▶ _Exercise aim_
Set down the full listing exactly as given. Any pictures are to be left out.

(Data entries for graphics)
■ ■ ■
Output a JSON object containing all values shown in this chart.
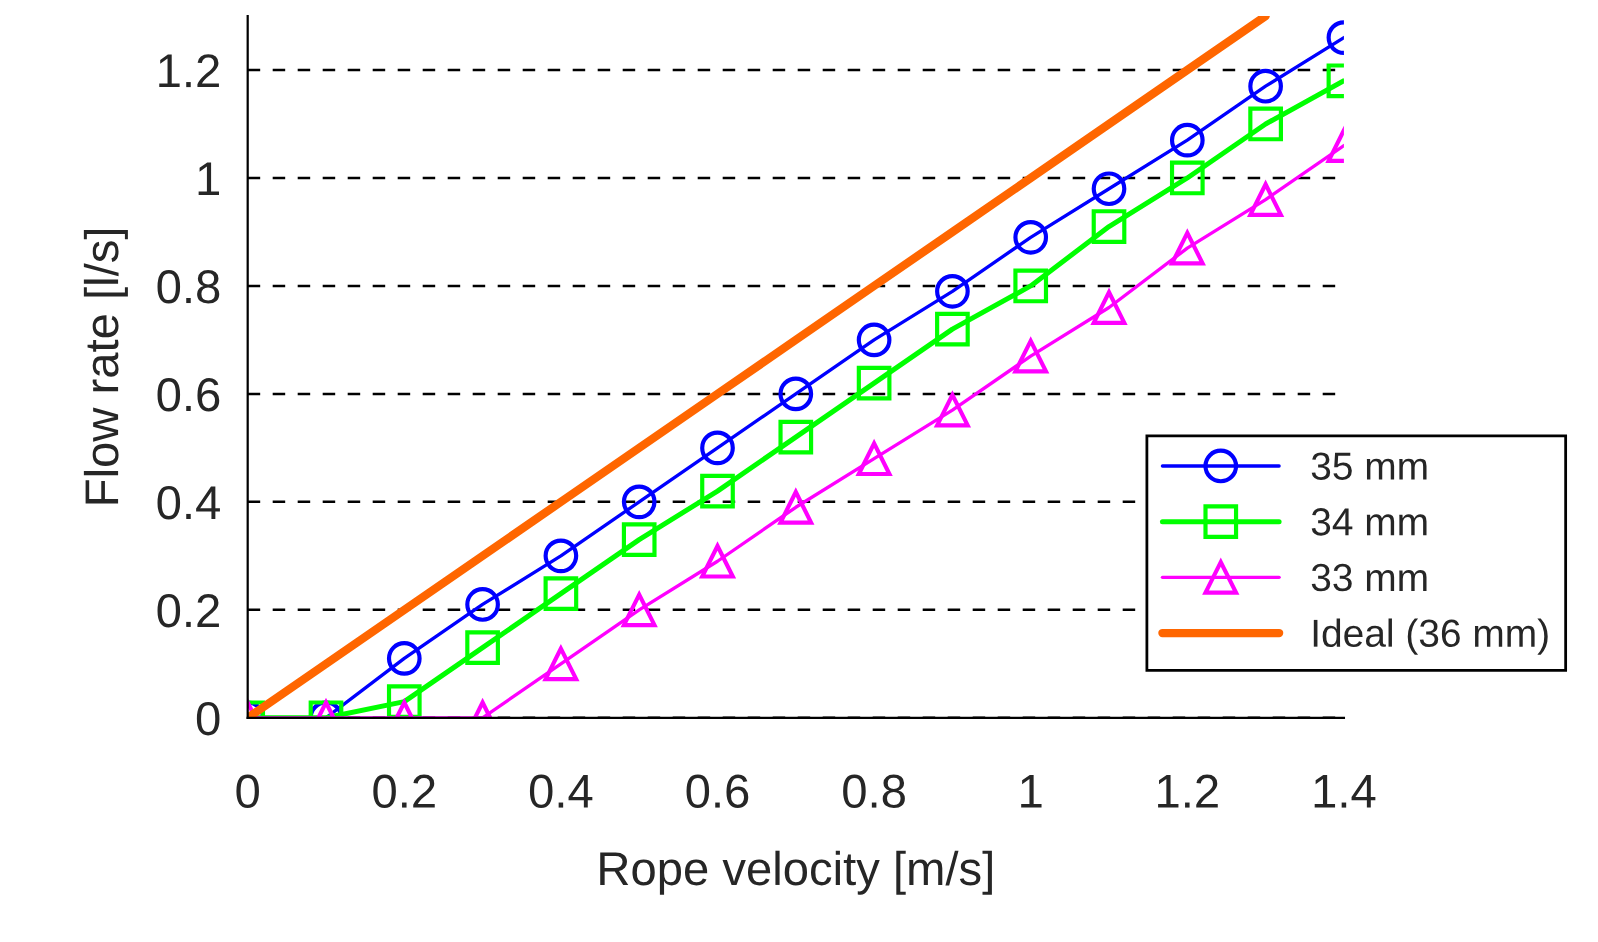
{
  "chart_data": {
    "type": "line",
    "xlabel": "Rope velocity [m/s]",
    "ylabel": "Flow rate [l/s]",
    "x": [
      0,
      0.1,
      0.2,
      0.3,
      0.4,
      0.5,
      0.6,
      0.7,
      0.8,
      0.9,
      1.0,
      1.1,
      1.2,
      1.3,
      1.4
    ],
    "series": [
      {
        "name": "35 mm",
        "color": "#0000ff",
        "marker": "circle",
        "values": [
          0,
          0,
          0.11,
          0.21,
          0.3,
          0.4,
          0.5,
          0.6,
          0.7,
          0.79,
          0.89,
          0.98,
          1.07,
          1.17,
          1.26
        ]
      },
      {
        "name": "34 mm",
        "color": "#00ff00",
        "marker": "square",
        "values": [
          0,
          0,
          0.03,
          0.13,
          0.23,
          0.33,
          0.42,
          0.52,
          0.62,
          0.72,
          0.8,
          0.91,
          1.0,
          1.1,
          1.18
        ]
      },
      {
        "name": "33 mm",
        "color": "#ff00ff",
        "marker": "triangle",
        "values": [
          0,
          0,
          0,
          0,
          0.1,
          0.2,
          0.29,
          0.39,
          0.48,
          0.57,
          0.67,
          0.76,
          0.87,
          0.96,
          1.06
        ]
      },
      {
        "name": "Ideal (36 mm)",
        "color": "#ff6600",
        "marker": "none",
        "x": [
          0,
          0.1,
          0.2,
          0.3,
          0.4,
          0.5,
          0.6,
          0.7,
          0.8,
          0.9,
          1.0,
          1.1,
          1.2,
          1.3
        ],
        "values": [
          0,
          0.1,
          0.2,
          0.3,
          0.4,
          0.5,
          0.6,
          0.7,
          0.8,
          0.9,
          1.0,
          1.1,
          1.2,
          1.3
        ]
      }
    ],
    "xlim": [
      0,
      1.4
    ],
    "xticks": [
      0,
      0.2,
      0.4,
      0.6,
      0.8,
      1,
      1.2,
      1.4
    ],
    "ylim": [
      0,
      1.3
    ],
    "yticks": [
      0,
      0.2,
      0.4,
      0.6,
      0.8,
      1,
      1.2
    ],
    "grid": "y",
    "legend": "bottom right"
  }
}
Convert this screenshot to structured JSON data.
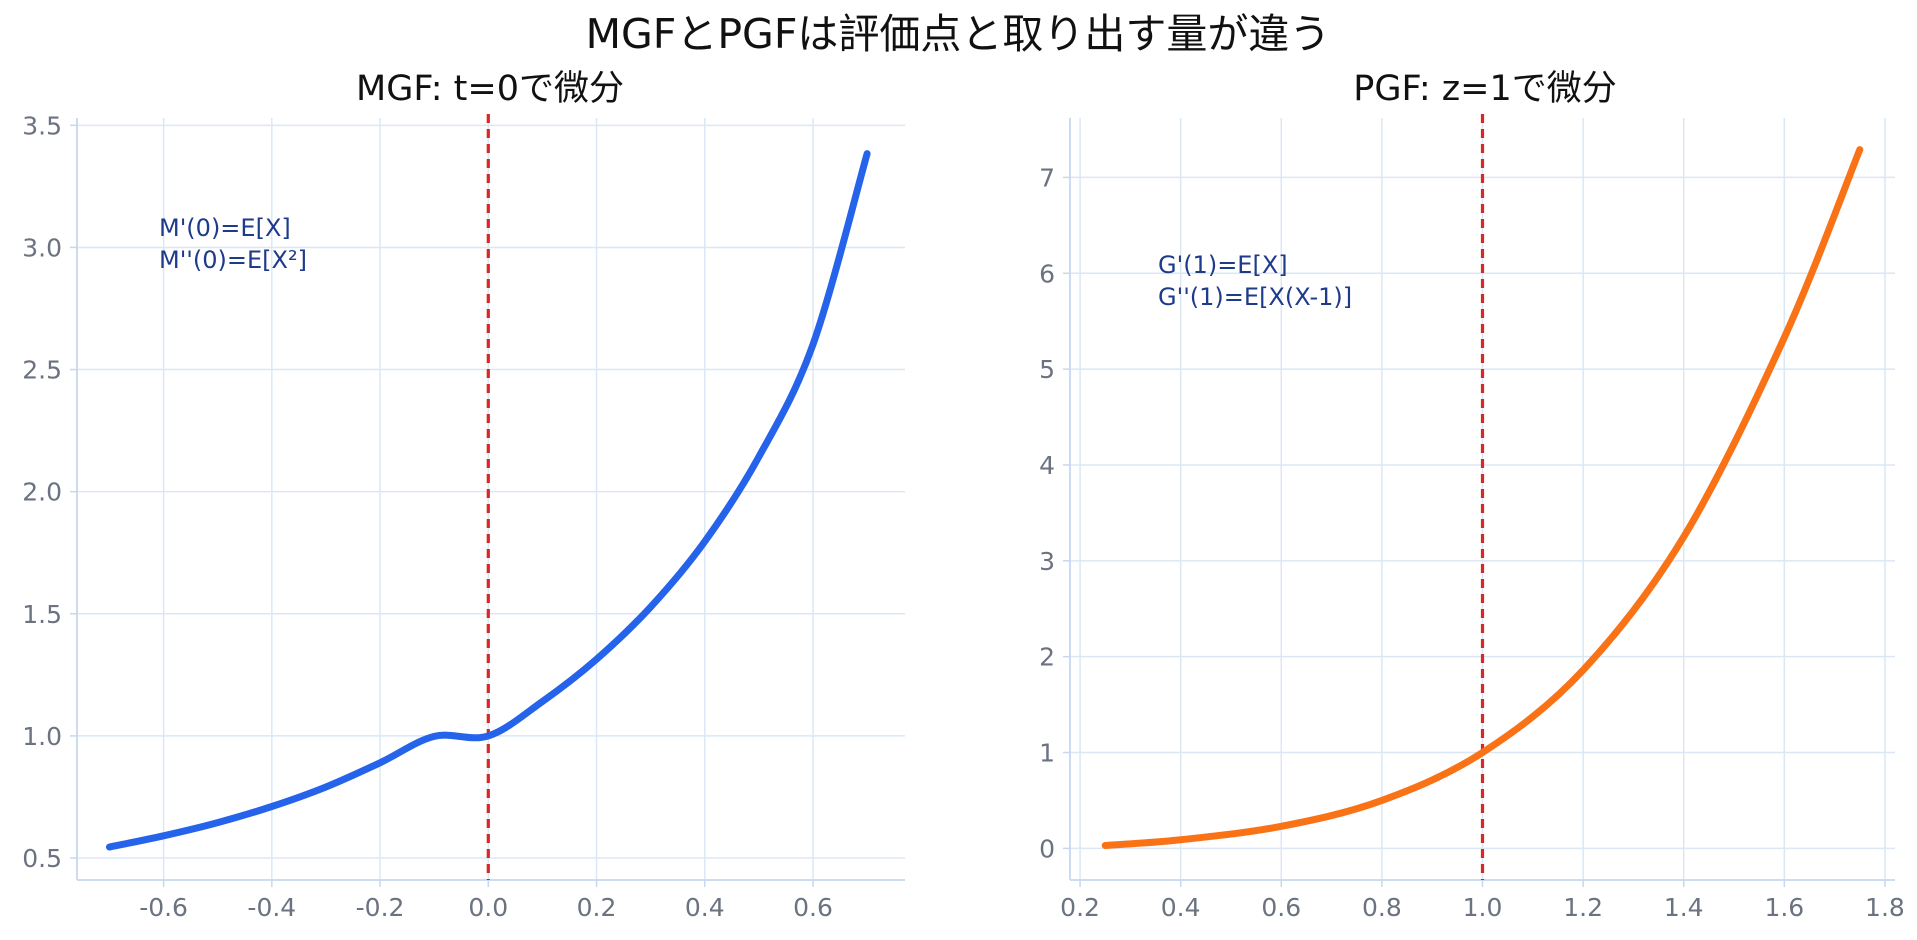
■ ■ ■
▶ _Output of the task_
Output a JSON object containing all values shown in this chart.
{
  "chart_data": {
    "type": "line",
    "xlabel": "Rope velocity [m/s]",
    "ylabel": "Flow rate [l/s]",
    "x": [
      0,
      0.1,
      0.2,
      0.3,
      0.4,
      0.5,
      0.6,
      0.7,
      0.8,
      0.9,
      1.0,
      1.1,
      1.2,
      1.3,
      1.4
    ],
    "series": [
      {
        "name": "35 mm",
        "color": "#0000ff",
        "marker": "circle",
        "values": [
          0,
          0,
          0.11,
          0.21,
          0.3,
          0.4,
          0.5,
          0.6,
          0.7,
          0.79,
          0.89,
          0.98,
          1.07,
          1.17,
          1.26
        ]
      },
      {
        "name": "34 mm",
        "color": "#00ff00",
        "marker": "square",
        "values": [
          0,
          0,
          0.03,
          0.13,
          0.23,
          0.33,
          0.42,
          0.52,
          0.62,
          0.72,
          0.8,
          0.91,
          1.0,
          1.1,
          1.18
        ]
      },
      {
        "name": "33 mm",
        "color": "#ff00ff",
        "marker": "triangle",
        "values": [
          0,
          0,
          0,
          0,
          0.1,
          0.2,
          0.29,
          0.39,
          0.48,
          0.57,
          0.67,
          0.76,
          0.87,
          0.96,
          1.06
        ]
      },
      {
        "name": "Ideal (36 mm)",
        "color": "#ff6600",
        "marker": "none",
        "x": [
          0,
          0.1,
          0.2,
          0.3,
          0.4,
          0.5,
          0.6,
          0.7,
          0.8,
          0.9,
          1.0,
          1.1,
          1.2,
          1.3
        ],
        "values": [
          0,
          0.1,
          0.2,
          0.3,
          0.4,
          0.5,
          0.6,
          0.7,
          0.8,
          0.9,
          1.0,
          1.1,
          1.2,
          1.3
        ]
      }
    ],
    "xlim": [
      0,
      1.4
    ],
    "xticks": [
      0,
      0.2,
      0.4,
      0.6,
      0.8,
      1,
      1.2,
      1.4
    ],
    "ylim": [
      0,
      1.3
    ],
    "yticks": [
      0,
      0.2,
      0.4,
      0.6,
      0.8,
      1,
      1.2
    ],
    "grid": "y",
    "legend": "bottom right"
  }
}
Convert this screenshot to structured JSON data.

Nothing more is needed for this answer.